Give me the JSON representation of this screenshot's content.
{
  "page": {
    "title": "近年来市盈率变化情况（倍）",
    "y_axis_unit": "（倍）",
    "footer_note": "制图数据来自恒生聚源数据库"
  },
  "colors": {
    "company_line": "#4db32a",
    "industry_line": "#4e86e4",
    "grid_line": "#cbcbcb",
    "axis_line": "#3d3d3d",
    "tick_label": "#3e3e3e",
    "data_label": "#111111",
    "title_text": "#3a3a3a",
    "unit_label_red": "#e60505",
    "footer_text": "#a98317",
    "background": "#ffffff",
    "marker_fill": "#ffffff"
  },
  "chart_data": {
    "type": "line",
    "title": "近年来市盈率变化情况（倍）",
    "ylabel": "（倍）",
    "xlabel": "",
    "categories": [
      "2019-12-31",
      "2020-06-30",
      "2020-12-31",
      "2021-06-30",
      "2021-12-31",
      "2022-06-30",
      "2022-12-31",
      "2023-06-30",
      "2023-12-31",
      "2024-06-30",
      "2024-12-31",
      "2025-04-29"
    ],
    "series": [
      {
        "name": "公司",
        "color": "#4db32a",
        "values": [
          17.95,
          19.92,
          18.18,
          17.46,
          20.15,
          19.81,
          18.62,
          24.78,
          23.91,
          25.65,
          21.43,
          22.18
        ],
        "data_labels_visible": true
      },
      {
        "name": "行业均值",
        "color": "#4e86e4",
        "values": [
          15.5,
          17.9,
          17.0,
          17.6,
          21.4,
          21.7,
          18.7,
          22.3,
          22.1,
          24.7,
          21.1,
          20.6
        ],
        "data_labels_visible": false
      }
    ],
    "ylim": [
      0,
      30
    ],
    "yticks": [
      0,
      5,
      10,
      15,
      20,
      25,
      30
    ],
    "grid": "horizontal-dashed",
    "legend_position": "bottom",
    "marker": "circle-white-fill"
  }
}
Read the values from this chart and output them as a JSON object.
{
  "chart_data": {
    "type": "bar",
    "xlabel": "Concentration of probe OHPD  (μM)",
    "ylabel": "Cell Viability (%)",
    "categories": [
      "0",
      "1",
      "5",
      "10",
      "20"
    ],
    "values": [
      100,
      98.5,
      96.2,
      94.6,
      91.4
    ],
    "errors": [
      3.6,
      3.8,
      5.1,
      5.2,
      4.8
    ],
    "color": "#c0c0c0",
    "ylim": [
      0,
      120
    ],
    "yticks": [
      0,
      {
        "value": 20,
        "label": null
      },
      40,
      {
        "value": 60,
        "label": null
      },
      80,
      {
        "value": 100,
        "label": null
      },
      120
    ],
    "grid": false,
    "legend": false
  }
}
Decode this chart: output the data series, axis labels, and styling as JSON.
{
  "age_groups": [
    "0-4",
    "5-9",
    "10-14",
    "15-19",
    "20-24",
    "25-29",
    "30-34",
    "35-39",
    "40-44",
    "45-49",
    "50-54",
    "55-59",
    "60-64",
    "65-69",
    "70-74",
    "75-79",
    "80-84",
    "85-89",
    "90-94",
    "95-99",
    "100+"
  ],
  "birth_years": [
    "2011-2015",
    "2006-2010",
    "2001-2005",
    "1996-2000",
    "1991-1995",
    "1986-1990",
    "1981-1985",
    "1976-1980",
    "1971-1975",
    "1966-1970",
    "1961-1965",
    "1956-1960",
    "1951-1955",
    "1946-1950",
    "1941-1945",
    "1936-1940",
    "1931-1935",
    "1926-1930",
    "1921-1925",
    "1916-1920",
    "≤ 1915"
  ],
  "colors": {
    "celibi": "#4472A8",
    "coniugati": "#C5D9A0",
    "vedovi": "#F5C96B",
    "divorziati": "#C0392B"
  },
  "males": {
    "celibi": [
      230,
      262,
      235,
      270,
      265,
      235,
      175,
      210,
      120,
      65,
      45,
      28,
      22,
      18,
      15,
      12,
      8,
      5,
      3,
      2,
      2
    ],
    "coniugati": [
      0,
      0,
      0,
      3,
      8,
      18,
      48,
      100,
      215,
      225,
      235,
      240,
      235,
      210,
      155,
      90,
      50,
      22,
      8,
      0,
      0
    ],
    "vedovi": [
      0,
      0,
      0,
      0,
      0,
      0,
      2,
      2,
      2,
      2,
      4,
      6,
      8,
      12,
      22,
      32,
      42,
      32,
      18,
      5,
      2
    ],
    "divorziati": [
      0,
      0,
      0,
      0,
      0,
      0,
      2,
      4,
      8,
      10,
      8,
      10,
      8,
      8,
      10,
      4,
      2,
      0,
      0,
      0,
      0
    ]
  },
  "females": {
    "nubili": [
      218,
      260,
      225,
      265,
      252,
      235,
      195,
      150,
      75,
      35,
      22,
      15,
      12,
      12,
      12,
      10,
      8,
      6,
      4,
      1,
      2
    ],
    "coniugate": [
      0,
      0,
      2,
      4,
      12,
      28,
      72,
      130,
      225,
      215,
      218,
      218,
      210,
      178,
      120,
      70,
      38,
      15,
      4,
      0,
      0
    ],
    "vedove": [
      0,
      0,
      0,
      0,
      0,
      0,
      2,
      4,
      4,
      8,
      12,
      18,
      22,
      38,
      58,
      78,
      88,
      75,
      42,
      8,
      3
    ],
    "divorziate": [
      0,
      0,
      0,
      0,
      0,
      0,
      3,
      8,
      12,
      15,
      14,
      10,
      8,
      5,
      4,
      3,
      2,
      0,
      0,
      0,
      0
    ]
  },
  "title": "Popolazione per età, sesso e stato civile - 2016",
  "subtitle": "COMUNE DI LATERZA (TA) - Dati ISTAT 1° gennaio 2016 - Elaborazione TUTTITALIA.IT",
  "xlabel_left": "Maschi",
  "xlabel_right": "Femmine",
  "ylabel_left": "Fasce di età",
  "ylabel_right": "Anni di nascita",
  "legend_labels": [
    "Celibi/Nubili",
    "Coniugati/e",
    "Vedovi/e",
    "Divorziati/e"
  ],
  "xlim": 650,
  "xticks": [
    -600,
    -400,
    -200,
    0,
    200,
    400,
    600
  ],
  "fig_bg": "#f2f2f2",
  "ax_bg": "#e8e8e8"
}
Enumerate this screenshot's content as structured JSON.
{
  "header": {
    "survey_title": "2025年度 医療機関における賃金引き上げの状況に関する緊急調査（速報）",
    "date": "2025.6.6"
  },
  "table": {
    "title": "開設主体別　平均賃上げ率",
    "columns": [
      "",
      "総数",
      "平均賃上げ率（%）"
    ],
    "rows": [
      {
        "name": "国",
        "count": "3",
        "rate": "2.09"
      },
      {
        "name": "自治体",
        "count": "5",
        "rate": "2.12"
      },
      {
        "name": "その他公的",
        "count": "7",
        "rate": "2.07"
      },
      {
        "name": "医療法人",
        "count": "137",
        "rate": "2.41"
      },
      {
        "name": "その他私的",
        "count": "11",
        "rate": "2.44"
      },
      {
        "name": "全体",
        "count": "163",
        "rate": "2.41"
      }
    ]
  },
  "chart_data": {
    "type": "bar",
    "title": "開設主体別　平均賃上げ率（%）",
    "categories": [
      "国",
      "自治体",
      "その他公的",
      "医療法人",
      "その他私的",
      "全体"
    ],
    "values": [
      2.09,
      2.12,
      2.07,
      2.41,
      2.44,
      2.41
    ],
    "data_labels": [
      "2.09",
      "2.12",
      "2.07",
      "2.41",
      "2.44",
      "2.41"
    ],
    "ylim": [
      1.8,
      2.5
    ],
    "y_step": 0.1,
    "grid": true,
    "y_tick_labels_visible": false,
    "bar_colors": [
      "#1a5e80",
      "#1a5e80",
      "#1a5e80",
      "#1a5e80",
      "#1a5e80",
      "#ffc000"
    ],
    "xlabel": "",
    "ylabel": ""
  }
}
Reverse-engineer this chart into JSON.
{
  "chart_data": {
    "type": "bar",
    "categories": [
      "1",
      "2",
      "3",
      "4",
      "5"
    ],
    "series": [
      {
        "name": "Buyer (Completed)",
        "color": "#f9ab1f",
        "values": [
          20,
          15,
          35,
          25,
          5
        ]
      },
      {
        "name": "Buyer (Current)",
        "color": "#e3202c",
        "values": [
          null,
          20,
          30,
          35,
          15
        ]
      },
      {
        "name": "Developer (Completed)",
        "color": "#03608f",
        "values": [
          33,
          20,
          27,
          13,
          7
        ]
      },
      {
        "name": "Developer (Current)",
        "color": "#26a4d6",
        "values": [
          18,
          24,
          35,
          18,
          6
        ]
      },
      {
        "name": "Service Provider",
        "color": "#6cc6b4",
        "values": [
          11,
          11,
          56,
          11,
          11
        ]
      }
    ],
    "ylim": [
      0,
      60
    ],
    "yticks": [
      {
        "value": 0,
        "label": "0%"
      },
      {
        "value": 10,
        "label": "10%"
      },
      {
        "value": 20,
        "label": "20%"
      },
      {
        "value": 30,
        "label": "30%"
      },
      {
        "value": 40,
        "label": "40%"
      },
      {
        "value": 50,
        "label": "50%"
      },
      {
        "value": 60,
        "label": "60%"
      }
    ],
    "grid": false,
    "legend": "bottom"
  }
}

* * * * * * * * *

(Problem statement): Give the number of lines in the material above that have the word "JSON" in them, and nothing more.

(Full output): 5